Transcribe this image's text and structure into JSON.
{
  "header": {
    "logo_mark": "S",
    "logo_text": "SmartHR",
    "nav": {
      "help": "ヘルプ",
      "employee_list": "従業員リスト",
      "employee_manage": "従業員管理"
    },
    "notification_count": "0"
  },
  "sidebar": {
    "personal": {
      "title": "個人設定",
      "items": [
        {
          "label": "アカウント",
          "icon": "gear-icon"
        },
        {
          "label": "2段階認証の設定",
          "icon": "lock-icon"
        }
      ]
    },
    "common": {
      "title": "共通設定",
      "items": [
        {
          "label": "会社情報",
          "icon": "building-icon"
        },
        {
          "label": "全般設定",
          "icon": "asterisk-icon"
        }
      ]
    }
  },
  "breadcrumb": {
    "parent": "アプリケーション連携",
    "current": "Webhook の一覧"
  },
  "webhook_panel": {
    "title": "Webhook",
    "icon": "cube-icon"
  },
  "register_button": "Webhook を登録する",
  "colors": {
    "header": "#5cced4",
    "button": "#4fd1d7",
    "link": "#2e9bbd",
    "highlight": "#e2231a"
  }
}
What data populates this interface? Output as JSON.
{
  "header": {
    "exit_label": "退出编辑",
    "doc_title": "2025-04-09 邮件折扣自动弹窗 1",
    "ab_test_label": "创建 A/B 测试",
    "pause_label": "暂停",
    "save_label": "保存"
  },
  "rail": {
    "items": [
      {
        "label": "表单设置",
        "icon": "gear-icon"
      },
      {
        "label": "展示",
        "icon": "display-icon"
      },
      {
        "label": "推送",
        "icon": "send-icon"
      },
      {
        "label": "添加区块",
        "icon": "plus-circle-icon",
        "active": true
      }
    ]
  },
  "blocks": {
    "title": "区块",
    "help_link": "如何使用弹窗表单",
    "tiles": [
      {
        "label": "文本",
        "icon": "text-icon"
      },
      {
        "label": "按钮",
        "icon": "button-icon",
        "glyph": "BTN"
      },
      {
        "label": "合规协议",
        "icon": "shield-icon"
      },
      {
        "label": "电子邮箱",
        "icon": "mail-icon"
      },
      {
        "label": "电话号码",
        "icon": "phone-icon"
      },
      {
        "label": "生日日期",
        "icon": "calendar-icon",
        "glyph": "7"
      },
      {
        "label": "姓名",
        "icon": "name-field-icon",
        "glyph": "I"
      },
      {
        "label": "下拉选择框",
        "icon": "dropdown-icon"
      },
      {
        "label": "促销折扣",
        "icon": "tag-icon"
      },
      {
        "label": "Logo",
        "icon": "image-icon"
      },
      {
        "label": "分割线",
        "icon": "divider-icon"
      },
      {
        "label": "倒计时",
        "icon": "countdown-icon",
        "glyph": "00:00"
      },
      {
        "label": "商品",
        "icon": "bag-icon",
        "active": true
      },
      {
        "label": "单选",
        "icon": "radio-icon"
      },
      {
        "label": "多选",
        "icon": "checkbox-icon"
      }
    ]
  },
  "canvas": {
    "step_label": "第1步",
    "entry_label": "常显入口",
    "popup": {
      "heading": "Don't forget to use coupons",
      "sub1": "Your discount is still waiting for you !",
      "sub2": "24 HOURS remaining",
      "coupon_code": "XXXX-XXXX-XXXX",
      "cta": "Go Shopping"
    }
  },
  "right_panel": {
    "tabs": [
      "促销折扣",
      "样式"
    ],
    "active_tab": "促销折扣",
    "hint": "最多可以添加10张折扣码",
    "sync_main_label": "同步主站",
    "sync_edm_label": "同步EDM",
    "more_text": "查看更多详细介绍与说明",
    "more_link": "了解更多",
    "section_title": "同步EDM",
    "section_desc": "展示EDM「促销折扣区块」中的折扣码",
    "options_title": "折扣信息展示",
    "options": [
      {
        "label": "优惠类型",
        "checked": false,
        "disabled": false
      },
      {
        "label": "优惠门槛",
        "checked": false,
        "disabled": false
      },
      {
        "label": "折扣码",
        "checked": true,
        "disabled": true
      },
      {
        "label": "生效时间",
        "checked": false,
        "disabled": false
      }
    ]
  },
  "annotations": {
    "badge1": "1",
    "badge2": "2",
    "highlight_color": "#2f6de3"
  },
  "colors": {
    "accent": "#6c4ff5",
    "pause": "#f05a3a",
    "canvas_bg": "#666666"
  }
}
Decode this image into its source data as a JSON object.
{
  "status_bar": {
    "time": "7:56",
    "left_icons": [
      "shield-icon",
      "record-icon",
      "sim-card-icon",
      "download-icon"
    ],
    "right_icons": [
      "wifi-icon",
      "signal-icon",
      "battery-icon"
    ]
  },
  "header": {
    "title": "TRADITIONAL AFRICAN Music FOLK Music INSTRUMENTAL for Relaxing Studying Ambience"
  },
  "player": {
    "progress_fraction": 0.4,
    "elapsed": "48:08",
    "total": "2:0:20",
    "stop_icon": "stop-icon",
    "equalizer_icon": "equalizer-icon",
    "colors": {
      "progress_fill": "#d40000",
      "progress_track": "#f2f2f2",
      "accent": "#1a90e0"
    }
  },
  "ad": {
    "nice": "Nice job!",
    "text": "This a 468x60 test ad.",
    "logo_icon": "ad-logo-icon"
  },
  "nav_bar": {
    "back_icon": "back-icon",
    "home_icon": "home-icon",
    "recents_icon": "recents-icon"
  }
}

□ □ □ □

> Objective: Above are some records; repeat all of them exactly.

> Task output:
Transcribe this image's text and structure into JSON.
{
  "header": {
    "logo_mark": "S",
    "logo_text": "SmartHR",
    "nav": {
      "help": "ヘルプ",
      "employee_list": "従業員リスト",
      "employee_manage": "従業員管理"
    },
    "notification_count": "0"
  },
  "sidebar": {
    "personal": {
      "title": "個人設定",
      "items": [
        {
          "label": "アカウント",
          "icon": "gear-icon"
        },
        {
          "label": "2段階認証の設定",
          "icon": "lock-icon"
        }
      ]
    },
    "common": {
      "title": "共通設定",
      "items": [
        {
          "label": "会社情報",
          "icon": "building-icon"
        },
        {
          "label": "全般設定",
          "icon": "asterisk-icon"
        }
      ]
    }
  },
  "breadcrumb": {
    "parent": "アプリケーション連携",
    "current": "Webhook の一覧"
  },
  "webhook_panel": {
    "title": "Webhook",
    "icon": "cube-icon"
  },
  "register_button": "Webhook を登録する",
  "colors": {
    "header": "#5cced4",
    "button": "#4fd1d7",
    "link": "#2e9bbd",
    "highlight": "#e2231a"
  }
}
What data populates this interface? Output as JSON.
{
  "header": {
    "exit_label": "退出编辑",
    "doc_title": "2025-04-09 邮件折扣自动弹窗 1",
    "ab_test_label": "创建 A/B 测试",
    "pause_label": "暂停",
    "save_label": "保存"
  },
  "rail": {
    "items": [
      {
        "label": "表单设置",
        "icon": "gear-icon"
      },
      {
        "label": "展示",
        "icon": "display-icon"
      },
      {
        "label": "推送",
        "icon": "send-icon"
      },
      {
        "label": "添加区块",
        "icon": "plus-circle-icon",
        "active": true
      }
    ]
  },
  "blocks": {
    "title": "区块",
    "help_link": "如何使用弹窗表单",
    "tiles": [
      {
        "label": "文本",
        "icon": "text-icon"
      },
      {
        "label": "按钮",
        "icon": "button-icon",
        "glyph": "BTN"
      },
      {
        "label": "合规协议",
        "icon": "shield-icon"
      },
      {
        "label": "电子邮箱",
        "icon": "mail-icon"
      },
      {
        "label": "电话号码",
        "icon": "phone-icon"
      },
      {
        "label": "生日日期",
        "icon": "calendar-icon",
        "glyph": "7"
      },
      {
        "label": "姓名",
        "icon": "name-field-icon",
        "glyph": "I"
      },
      {
        "label": "下拉选择框",
        "icon": "dropdown-icon"
      },
      {
        "label": "促销折扣",
        "icon": "tag-icon"
      },
      {
        "label": "Logo",
        "icon": "image-icon"
      },
      {
        "label": "分割线",
        "icon": "divider-icon"
      },
      {
        "label": "倒计时",
        "icon": "countdown-icon",
        "glyph": "00:00"
      },
      {
        "label": "商品",
        "icon": "bag-icon",
        "active": true
      },
      {
        "label": "单选",
        "icon": "radio-icon"
      },
      {
        "label": "多选",
        "icon": "checkbox-icon"
      }
    ]
  },
  "canvas": {
    "step_label": "第1步",
    "entry_label": "常显入口",
    "popup": {
      "heading": "Don't forget to use coupons",
      "sub1": "Your discount is still waiting for you !",
      "sub2": "24 HOURS remaining",
      "coupon_code": "XXXX-XXXX-XXXX",
      "cta": "Go Shopping"
    }
  },
  "right_panel": {
    "tabs": [
      "促销折扣",
      "样式"
    ],
    "active_tab": "促销折扣",
    "hint": "最多可以添加10张折扣码",
    "sync_main_label": "同步主站",
    "sync_edm_label": "同步EDM",
    "more_text": "查看更多详细介绍与说明",
    "more_link": "了解更多",
    "section_title": "同步EDM",
    "section_desc": "展示EDM「促销折扣区块」中的折扣码",
    "options_title": "折扣信息展示",
    "options": [
      {
        "label": "优惠类型",
        "checked": false,
        "disabled": false
      },
      {
        "label": "优惠门槛",
        "checked": false,
        "disabled": false
      },
      {
        "label": "折扣码",
        "checked": true,
        "disabled": true
      },
      {
        "label": "生效时间",
        "checked": false,
        "disabled": false
      }
    ]
  },
  "annotations": {
    "badge1": "1",
    "badge2": "2",
    "highlight_color": "#2f6de3"
  },
  "colors": {
    "accent": "#6c4ff5",
    "pause": "#f05a3a",
    "canvas_bg": "#666666"
  }
}
Decode this image into its source data as a JSON object.
{
  "status_bar": {
    "time": "7:56",
    "left_icons": [
      "shield-icon",
      "record-icon",
      "sim-card-icon",
      "download-icon"
    ],
    "right_icons": [
      "wifi-icon",
      "signal-icon",
      "battery-icon"
    ]
  },
  "header": {
    "title": "TRADITIONAL AFRICAN Music FOLK Music INSTRUMENTAL for Relaxing Studying Ambience"
  },
  "player": {
    "progress_fraction": 0.4,
    "elapsed": "48:08",
    "total": "2:0:20",
    "stop_icon": "stop-icon",
    "equalizer_icon": "equalizer-icon",
    "colors": {
      "progress_fill": "#d40000",
      "progress_track": "#f2f2f2",
      "accent": "#1a90e0"
    }
  },
  "ad": {
    "nice": "Nice job!",
    "text": "This a 468x60 test ad.",
    "logo_icon": "ad-logo-icon"
  },
  "nav_bar": {
    "back_icon": "back-icon",
    "home_icon": "home-icon",
    "recents_icon": "recents-icon"
  }
}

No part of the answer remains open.